- TEXTO PROPORCIONADO:
La respuesta perogrullesca sería que se trata de elegir las películas buenas y descartar las malas. Se podría matizar agregando que siempre se hacen excepciones a esta regla (se incluyen películas por ser locales o novedosas o importantes por razones ajenas a su calidad) pero lo difícil es establecer criterios si no objetivos, al menos comunicables. Para aclarar qué sería un criterio comunicable, pondré un ejemplo tomado de otra disciplina. Diego Bigongiari, gran catador de vinos y de aceites, ha convencido a todos sus lectores de que es muy fácil distinguir un buen aceite de oliva: éste debe ser fresco, amargo y picante. Y ha señalado, además, que el comensal argentino, aun cuando se muestra sofisticado en otras materias, es muy malo para consumir aceite y suele preferir las variedades rancias, en las antípodas de las que él propone.

Y ahora voy a dar un salto en el vacío y proponer los mismos parámetros para programar. El Bafici necesita que la mayoría de sus películas sean frescas, amargas y picantes. Y sobre todo, que no sean rancias, que no tengan ese perfume a falsa calidad que es el sello distintivo del mal cine. Una primera aclaración: no hay que confundir lo fresco con lo juvenil, lo amargo con lo sórdido y lo picante con lo morboso. Pero vayamos a un ejemplo práctico. En este Bafici hay tres películas recomendables que vienen de distintos países y están en distintas secciones, pero tienen algo en común: sus tramas son poco más que una excusa para filmar una ciudad y su gente. Me refiero a Carmela, salvata dai filibustieri de Giovanni Maderna y Mauro Santini (Tarento), Museum Hours de Jem Cohen (Viena), y Tchoupitoulas de Bill y Turner Ross (Nueva Orleans). La primera simula adaptar una novela de Salgari para seguir a dos hermanos pescadores por la Ciudad Vieja y escuchar hablar el increíble dialecto tarentino que suena como una mezcla del napolitano y el árabe. La película alcanza una máxima cota de frescura y es tan física que no puede sino incluir el amargo entre sus múltiples sabores; pero es algo pacata y le falta, por lo tanto, un poco de picante. Tchoupitoulas sigue a tres hermanitos negros durante una noche en las calles más animadas de la ciudad con sus antros, sus músicos callejeros y sus paseantes y parece celebrar la resurrección de Nueva Orleans después del huracán. En su tranquilo vagabundear es picante y fresca, pero su optimismo excesivo hace que lo amargo se eche en falta. Museum Hours es la más argumental, filma las calles de Viena y el interior de sus cafés pero sobre todo del Kunsthistorisches Museum, donde traban amistad un cuidador y una visitante canadiense. La ciudad, el museo y la soledad de los personajes tienen el fuerte sabor amargo de una Historia que incluye la civilización y la barbarie. Si algo le falta en frescura, la densidad intelectual, plástica y musical le da una atractiva pungencia.

- LISTADO DE DATOS:
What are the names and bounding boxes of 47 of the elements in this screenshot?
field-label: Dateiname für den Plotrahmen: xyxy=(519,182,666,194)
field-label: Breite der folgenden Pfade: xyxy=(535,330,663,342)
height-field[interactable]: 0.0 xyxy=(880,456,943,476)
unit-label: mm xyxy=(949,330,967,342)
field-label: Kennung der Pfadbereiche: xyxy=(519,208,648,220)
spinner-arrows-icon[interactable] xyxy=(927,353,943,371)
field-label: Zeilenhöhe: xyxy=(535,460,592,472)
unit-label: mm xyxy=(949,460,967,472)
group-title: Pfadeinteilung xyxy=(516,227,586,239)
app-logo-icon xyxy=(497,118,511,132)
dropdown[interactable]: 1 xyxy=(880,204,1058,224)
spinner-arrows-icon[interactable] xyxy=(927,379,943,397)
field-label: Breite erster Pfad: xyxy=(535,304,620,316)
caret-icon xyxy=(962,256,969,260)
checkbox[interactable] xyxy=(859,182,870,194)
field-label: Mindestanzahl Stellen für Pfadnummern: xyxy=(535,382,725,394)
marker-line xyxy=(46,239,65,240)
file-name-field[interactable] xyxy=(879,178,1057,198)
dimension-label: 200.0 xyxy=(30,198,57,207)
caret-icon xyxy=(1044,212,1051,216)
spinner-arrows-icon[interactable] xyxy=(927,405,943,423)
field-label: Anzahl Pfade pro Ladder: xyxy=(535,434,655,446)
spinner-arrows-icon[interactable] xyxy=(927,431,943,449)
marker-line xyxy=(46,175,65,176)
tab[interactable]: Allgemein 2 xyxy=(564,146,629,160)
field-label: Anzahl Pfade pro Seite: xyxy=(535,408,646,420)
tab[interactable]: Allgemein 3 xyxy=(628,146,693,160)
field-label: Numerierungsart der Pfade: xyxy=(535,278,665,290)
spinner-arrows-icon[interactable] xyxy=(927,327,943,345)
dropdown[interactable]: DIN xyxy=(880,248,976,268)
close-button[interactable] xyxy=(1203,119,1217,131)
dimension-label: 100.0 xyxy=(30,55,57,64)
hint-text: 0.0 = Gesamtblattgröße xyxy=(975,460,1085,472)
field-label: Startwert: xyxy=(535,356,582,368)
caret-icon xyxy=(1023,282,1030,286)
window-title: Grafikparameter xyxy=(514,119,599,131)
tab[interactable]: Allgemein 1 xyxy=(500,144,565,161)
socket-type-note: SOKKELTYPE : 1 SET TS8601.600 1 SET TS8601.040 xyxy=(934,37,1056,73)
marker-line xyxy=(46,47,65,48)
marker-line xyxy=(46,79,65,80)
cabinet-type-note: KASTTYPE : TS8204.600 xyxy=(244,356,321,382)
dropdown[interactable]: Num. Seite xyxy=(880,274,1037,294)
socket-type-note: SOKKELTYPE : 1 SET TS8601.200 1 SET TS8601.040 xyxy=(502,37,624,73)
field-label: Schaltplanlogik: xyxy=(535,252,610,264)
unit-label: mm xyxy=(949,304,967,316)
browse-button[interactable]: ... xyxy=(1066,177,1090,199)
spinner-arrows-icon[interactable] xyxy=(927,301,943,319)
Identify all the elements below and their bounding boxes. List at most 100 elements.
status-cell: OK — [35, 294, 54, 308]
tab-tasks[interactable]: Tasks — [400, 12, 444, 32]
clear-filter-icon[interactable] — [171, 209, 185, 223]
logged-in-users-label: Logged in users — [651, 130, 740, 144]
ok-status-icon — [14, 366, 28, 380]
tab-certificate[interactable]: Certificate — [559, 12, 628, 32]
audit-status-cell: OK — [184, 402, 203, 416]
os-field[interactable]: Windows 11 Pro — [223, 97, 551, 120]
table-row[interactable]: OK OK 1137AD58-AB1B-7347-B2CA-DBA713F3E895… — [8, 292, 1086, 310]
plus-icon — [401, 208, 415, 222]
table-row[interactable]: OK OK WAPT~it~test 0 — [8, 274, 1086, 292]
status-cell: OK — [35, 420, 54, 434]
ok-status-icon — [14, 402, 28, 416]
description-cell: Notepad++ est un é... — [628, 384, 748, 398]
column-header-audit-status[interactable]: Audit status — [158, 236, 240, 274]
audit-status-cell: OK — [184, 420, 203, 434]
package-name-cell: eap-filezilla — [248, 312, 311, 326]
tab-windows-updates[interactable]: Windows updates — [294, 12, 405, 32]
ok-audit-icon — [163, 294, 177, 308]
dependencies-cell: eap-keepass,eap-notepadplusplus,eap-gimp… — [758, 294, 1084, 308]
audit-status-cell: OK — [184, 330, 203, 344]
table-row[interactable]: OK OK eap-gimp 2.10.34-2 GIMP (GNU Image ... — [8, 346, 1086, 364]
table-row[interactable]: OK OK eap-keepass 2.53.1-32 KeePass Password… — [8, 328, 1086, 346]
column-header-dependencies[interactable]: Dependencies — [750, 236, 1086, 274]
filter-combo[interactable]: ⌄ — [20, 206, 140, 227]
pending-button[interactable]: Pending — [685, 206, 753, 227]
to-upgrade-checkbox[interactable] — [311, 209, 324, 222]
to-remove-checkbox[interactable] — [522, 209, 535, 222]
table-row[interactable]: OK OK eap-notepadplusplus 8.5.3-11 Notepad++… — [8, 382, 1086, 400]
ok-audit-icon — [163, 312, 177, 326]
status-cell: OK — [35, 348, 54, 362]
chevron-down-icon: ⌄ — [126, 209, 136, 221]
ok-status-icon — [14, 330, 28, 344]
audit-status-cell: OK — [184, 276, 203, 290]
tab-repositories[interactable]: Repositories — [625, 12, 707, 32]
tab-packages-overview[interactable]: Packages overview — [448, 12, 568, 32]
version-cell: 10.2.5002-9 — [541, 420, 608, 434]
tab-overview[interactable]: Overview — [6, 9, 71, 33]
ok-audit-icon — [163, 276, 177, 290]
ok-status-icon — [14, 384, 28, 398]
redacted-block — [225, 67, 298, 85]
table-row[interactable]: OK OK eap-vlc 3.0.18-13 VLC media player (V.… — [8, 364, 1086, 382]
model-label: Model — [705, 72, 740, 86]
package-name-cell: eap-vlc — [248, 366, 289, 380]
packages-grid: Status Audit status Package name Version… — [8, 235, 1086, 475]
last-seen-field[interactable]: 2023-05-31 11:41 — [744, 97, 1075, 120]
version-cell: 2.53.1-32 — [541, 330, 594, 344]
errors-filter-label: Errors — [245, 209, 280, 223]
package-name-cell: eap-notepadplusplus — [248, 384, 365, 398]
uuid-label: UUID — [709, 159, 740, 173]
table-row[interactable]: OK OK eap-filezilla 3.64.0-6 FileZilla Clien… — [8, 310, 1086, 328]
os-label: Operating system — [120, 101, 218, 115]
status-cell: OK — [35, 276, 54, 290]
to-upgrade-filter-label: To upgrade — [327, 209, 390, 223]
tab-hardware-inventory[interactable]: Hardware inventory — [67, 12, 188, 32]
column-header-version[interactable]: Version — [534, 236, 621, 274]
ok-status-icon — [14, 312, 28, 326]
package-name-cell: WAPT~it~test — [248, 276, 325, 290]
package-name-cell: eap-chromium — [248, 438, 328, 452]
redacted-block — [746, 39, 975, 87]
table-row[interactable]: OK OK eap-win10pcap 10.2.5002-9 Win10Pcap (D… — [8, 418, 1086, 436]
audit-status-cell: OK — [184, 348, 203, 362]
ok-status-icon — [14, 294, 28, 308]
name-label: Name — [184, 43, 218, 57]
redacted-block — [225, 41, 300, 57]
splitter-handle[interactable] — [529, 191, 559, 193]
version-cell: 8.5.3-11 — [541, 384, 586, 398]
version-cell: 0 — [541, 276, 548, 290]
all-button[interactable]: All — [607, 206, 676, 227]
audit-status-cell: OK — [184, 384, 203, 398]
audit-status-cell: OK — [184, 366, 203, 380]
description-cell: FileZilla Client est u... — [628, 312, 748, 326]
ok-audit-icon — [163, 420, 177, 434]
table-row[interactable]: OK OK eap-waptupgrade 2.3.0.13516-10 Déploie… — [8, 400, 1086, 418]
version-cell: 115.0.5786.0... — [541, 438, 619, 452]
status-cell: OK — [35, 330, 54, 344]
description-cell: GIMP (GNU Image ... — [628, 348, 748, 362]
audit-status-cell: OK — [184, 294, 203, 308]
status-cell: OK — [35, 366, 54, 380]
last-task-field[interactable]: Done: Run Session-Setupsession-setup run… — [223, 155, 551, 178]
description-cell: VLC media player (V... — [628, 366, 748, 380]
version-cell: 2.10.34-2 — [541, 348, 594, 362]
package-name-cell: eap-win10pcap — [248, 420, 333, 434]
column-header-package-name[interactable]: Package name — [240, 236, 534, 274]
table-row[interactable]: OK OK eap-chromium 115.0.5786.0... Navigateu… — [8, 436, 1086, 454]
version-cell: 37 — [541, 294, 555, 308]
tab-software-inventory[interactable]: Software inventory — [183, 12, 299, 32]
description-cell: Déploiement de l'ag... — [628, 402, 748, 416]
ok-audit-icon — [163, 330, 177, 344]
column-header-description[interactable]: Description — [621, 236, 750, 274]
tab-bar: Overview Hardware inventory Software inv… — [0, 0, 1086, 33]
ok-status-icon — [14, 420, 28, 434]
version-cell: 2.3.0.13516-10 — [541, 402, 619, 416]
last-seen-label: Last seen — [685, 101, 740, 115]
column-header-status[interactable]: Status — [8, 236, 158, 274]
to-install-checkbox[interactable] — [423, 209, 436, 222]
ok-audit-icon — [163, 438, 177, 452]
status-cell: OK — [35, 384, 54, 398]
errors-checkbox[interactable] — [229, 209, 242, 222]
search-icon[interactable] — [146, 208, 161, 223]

- EL PROBLEMA: Reescribe todo lo que va desde "La respuesta perogrullesca" hasta "que él propone." en el texto sobre el Bafici, cambiando "catador" por "conocedor". Las entradas provienen de otra fuente.

- SOLUCIÓN ESCRITA:
La respuesta perogrullesca sería que se trata de elegir las películas buenas y descartar las malas. Se podría matizar agregando que siempre se hacen excepciones a esta regla (se incluyen películas por ser locales o novedosas o importantes por razones ajenas a su calidad) pero lo difícil es establecer criterios si no objetivos, al menos comunicables. Para aclarar qué sería un criterio comunicable, pondré un ejemplo tomado de otra disciplina. Diego Bigongiari, gran conocedor de vinos y de aceites, ha convencido a todos sus lectores de que es muy fácil distinguir un buen aceite de oliva: éste debe ser fresco, amargo y picante. Y ha señalado, además, que el comensal argentino, aun cuando se muestra sofisticado en otras materias, es muy malo para consumir aceite y suele preferir las variedades rancias, en las antípodas de las que él propone.